■ **Problem requirements**: Filter the entries below, keeping only lines with the word "color".

■ **Dataset content**:
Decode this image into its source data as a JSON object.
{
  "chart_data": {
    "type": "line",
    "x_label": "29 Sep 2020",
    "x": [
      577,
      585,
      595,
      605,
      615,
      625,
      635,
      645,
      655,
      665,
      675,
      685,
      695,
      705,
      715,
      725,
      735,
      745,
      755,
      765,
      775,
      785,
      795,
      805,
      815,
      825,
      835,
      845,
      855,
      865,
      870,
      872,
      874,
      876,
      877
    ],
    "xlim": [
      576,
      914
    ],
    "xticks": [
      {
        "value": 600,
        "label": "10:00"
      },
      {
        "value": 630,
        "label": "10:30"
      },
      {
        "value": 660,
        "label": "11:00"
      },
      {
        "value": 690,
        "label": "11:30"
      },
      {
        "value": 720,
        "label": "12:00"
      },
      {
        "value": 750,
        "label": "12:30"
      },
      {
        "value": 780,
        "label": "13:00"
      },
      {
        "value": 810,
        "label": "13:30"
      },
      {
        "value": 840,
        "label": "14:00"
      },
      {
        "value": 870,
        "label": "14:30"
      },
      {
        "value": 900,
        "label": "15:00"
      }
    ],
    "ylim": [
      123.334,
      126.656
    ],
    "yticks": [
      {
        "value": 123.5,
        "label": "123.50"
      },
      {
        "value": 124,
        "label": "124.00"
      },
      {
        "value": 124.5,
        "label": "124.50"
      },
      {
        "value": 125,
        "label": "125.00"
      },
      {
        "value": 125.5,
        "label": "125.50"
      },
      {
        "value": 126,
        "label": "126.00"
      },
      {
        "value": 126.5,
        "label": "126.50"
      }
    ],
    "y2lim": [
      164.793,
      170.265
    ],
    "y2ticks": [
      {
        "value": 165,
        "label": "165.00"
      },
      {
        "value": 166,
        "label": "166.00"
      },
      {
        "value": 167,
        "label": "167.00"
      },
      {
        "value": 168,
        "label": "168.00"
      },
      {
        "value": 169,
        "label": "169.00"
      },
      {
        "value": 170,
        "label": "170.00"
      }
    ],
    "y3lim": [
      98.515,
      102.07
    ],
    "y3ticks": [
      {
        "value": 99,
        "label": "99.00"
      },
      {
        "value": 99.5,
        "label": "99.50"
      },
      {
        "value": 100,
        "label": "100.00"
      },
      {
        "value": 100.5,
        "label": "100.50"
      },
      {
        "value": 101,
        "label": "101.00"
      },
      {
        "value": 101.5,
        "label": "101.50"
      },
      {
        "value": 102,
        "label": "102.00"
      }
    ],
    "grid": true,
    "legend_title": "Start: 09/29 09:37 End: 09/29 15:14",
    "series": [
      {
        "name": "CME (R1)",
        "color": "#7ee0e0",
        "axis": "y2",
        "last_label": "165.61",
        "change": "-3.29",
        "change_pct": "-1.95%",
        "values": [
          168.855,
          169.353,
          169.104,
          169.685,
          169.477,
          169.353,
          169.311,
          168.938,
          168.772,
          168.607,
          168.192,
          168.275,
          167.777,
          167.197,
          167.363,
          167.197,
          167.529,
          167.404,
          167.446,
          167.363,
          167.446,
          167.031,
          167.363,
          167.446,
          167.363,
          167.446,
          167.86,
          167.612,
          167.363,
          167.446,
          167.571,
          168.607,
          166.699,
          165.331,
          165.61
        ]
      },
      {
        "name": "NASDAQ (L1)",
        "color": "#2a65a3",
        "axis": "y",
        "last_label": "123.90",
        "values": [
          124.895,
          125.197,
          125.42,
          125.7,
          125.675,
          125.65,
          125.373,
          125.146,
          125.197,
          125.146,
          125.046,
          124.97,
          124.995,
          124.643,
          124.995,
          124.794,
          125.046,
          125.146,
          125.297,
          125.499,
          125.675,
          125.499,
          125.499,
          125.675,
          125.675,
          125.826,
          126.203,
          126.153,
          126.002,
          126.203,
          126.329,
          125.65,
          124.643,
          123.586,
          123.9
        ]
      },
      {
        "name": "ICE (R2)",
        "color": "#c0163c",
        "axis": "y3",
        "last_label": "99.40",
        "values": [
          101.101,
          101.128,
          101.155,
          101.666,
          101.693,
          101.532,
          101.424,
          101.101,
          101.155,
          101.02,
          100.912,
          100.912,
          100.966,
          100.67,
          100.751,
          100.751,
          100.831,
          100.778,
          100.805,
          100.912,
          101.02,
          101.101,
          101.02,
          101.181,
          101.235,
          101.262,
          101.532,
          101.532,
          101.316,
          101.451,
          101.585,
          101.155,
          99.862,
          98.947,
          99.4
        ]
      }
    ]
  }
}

■ **Solution**:
        "color": "#7ee0e0",
        "color": "#2a65a3",
        "color": "#c0163c",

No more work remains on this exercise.